Extracted records »
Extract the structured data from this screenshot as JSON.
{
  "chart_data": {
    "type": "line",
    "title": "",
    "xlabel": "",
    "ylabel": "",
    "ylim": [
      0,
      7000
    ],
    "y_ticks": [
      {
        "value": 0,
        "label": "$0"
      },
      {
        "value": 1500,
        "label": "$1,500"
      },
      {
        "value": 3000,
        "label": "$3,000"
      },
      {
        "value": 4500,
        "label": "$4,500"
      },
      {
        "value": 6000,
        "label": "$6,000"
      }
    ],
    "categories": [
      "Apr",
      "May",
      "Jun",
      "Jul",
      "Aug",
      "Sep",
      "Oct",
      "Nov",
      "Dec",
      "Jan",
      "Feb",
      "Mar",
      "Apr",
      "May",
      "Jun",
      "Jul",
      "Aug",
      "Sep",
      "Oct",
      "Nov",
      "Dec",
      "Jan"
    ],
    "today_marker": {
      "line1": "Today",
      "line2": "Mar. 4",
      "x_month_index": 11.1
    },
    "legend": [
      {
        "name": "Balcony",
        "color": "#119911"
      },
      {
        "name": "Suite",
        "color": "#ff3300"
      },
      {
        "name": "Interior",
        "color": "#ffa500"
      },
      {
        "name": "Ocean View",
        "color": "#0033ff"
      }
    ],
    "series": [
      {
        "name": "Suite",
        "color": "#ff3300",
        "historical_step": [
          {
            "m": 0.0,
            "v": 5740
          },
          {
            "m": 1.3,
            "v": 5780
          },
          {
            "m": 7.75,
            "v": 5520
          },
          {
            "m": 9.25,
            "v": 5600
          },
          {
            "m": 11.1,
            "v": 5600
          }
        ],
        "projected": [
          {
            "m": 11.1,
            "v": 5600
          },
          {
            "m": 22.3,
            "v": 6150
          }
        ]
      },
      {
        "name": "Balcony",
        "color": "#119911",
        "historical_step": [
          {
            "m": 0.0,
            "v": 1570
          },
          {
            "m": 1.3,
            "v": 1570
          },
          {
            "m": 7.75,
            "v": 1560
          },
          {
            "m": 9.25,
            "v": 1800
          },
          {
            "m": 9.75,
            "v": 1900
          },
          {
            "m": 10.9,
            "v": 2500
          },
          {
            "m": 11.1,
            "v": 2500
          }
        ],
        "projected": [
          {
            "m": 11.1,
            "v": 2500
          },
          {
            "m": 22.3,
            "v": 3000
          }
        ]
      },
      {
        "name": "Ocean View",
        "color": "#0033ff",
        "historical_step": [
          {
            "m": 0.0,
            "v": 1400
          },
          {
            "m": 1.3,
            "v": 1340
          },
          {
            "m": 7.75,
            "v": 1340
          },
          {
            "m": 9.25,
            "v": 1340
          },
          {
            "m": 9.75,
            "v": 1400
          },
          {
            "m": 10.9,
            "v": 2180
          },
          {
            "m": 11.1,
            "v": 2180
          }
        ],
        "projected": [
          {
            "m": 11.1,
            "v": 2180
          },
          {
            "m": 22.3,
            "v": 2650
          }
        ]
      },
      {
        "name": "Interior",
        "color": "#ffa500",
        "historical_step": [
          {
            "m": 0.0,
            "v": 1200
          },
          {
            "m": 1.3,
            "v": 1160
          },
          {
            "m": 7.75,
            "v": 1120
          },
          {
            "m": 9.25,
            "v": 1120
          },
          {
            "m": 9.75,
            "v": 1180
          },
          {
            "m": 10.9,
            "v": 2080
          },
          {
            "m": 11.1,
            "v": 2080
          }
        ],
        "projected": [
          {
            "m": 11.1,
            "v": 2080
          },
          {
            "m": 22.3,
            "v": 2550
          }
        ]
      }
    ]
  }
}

...

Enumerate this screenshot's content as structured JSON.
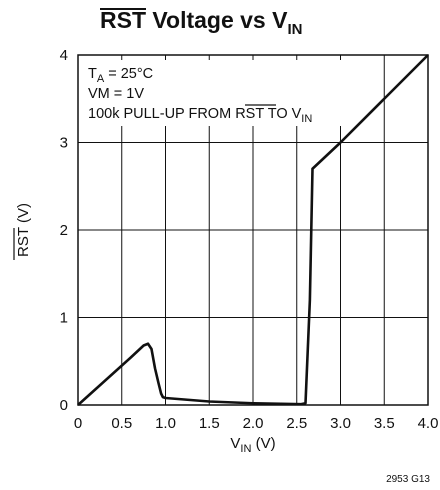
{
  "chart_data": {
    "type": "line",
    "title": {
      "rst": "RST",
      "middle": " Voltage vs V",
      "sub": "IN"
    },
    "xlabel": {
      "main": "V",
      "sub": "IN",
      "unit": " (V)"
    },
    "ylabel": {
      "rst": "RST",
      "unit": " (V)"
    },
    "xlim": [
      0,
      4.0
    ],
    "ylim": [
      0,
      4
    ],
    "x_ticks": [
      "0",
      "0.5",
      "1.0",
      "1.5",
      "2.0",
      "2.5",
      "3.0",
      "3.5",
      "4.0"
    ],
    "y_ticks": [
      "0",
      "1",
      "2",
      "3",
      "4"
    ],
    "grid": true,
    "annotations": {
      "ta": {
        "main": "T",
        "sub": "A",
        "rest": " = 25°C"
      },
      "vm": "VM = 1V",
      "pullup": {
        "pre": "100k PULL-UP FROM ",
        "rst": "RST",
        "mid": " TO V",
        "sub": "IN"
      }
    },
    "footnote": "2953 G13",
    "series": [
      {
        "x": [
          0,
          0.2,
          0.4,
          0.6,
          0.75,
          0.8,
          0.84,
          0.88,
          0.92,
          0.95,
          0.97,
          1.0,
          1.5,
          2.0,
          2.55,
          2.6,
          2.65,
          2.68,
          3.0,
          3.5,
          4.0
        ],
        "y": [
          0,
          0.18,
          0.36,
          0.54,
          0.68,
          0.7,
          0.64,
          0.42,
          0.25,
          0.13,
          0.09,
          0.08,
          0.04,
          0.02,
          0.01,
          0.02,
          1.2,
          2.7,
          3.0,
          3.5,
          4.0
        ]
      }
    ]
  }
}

...

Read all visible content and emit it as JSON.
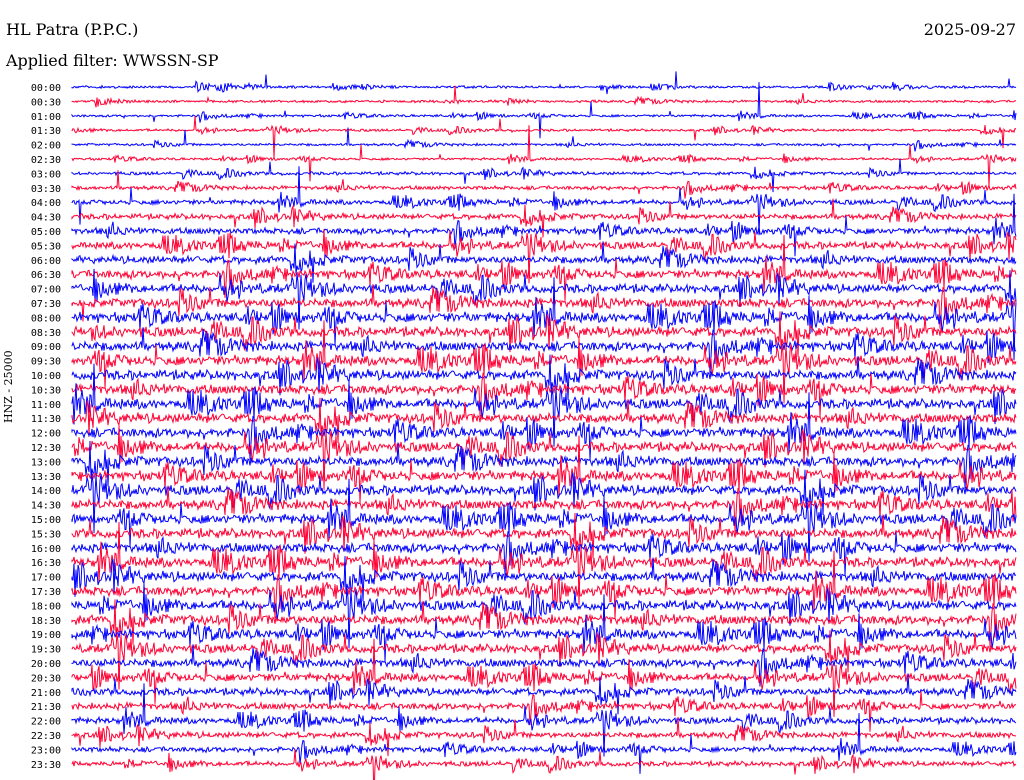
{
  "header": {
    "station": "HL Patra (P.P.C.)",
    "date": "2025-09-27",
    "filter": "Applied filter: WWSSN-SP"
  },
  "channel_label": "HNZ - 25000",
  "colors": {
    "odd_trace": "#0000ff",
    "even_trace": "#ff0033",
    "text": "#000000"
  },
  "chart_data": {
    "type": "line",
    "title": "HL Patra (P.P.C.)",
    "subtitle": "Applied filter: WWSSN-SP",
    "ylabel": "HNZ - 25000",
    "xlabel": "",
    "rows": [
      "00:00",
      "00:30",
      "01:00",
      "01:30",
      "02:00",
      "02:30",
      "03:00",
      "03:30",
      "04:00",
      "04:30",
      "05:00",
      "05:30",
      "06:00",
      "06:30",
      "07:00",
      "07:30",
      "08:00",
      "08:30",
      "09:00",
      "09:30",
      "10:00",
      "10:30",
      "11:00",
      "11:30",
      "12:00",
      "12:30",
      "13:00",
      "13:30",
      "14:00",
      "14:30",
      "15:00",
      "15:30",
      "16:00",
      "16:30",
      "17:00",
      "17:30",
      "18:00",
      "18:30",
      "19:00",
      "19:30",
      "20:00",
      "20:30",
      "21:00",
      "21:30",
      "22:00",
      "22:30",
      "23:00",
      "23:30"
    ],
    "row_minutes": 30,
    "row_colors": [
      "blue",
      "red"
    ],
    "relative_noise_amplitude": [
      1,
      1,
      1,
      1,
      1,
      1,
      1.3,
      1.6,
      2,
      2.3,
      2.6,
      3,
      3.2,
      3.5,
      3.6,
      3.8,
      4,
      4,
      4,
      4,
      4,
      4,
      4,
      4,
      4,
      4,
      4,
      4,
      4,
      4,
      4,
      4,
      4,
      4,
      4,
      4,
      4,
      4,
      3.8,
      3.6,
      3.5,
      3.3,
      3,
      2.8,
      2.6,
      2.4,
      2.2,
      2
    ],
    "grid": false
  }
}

What to do »
Determine how many lines above contain "JSON" as a word or string. Give the number alone.

Solution to the exercise »
3